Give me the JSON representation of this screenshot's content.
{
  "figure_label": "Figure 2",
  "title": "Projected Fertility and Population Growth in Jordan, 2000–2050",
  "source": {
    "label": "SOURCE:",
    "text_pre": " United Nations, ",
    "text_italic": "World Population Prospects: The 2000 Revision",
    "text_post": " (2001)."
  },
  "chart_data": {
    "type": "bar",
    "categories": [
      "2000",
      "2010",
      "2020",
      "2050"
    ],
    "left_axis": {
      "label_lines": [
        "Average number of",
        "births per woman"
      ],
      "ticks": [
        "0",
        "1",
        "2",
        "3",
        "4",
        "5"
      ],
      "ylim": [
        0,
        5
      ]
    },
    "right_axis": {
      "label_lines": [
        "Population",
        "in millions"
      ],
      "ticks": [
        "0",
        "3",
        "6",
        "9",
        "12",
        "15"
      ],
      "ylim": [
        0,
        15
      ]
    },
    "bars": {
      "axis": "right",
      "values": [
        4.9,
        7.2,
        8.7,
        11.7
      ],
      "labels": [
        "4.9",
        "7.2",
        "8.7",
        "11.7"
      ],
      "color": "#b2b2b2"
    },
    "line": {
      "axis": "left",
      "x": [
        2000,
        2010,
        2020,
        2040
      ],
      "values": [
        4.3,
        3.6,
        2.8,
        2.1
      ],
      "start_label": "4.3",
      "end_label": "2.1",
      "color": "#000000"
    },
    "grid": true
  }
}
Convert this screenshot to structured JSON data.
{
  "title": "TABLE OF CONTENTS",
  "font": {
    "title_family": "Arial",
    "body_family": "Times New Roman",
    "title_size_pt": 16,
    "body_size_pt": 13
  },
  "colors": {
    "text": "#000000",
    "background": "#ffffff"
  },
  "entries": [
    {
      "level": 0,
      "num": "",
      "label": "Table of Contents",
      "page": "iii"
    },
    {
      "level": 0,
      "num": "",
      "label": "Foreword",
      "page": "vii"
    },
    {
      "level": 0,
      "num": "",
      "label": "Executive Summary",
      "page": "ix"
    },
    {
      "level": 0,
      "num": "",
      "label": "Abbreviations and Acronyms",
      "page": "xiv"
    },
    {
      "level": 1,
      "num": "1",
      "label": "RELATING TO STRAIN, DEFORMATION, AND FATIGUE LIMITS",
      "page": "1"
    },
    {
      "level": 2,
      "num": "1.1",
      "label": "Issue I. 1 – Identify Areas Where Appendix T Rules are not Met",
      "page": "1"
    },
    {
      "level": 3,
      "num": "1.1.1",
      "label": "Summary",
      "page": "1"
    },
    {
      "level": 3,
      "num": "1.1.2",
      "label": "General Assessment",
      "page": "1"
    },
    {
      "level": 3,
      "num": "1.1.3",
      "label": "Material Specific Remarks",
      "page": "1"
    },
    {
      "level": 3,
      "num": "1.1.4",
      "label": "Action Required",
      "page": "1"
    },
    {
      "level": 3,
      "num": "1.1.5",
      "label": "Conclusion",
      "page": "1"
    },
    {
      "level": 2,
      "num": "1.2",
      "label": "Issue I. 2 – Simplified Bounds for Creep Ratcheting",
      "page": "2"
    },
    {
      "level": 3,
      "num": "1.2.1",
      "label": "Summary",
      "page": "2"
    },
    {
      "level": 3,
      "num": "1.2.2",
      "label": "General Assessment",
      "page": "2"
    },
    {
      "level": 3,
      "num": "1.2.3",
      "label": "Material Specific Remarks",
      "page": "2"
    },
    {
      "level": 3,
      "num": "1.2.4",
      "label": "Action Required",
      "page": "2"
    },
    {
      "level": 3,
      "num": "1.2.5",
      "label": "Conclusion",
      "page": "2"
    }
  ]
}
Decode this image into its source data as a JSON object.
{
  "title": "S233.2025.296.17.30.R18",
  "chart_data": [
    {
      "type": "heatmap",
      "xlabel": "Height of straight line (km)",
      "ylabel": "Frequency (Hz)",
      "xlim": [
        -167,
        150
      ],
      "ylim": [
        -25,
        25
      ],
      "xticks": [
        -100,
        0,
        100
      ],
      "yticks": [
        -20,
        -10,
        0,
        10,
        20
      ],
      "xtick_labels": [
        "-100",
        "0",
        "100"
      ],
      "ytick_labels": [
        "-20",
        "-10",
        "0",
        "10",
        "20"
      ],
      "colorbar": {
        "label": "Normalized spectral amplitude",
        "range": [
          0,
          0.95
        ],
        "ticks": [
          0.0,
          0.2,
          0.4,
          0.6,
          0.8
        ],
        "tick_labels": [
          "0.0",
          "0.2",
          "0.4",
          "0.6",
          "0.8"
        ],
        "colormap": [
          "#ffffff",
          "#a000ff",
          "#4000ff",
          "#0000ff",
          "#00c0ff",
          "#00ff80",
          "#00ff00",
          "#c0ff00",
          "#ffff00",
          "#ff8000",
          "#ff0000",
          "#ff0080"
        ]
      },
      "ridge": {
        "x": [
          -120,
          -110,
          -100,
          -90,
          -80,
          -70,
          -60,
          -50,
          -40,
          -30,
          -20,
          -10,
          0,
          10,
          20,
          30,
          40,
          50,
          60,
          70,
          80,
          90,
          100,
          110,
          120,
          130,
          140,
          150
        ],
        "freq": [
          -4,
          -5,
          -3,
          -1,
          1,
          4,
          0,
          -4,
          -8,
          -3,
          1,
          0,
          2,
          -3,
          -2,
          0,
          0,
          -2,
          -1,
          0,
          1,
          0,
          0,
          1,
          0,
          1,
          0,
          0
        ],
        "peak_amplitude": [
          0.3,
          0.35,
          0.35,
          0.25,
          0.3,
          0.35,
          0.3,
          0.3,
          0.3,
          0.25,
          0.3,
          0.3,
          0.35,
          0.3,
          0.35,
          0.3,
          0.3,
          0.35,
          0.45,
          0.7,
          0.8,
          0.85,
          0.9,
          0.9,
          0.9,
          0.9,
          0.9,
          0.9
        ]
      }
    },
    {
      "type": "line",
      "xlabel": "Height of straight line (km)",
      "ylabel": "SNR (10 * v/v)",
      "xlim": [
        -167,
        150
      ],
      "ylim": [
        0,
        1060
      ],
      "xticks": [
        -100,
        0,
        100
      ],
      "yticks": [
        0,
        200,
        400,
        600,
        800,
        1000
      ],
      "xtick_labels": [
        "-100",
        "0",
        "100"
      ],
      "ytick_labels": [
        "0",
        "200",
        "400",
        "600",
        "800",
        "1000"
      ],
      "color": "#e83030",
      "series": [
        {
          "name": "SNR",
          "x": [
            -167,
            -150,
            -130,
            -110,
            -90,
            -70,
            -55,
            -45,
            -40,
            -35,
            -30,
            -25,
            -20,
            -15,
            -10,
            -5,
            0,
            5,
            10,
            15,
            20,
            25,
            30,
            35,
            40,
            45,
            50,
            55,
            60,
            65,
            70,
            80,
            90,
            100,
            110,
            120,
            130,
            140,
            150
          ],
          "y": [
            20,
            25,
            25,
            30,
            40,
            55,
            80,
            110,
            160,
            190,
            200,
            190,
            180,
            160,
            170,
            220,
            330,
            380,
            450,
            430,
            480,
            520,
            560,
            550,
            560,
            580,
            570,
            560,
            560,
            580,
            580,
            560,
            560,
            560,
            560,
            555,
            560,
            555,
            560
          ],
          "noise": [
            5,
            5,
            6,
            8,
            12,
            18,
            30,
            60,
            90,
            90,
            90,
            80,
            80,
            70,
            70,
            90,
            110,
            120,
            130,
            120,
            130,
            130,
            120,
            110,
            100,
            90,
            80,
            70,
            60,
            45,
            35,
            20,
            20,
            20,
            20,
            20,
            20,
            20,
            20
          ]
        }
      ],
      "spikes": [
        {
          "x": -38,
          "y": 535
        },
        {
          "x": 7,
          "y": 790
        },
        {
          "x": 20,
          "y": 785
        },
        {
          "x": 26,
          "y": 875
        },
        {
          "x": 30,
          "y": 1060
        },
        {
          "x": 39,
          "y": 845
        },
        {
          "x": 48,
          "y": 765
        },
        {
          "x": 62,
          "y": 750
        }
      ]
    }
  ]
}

-.-.-

• [Exercise]
From the entries above, copy each line holding "screenshot".

• [Problem solution]
Give me the JSON representation of this screenshot's content.
Convert this screenshot to structured JSON data.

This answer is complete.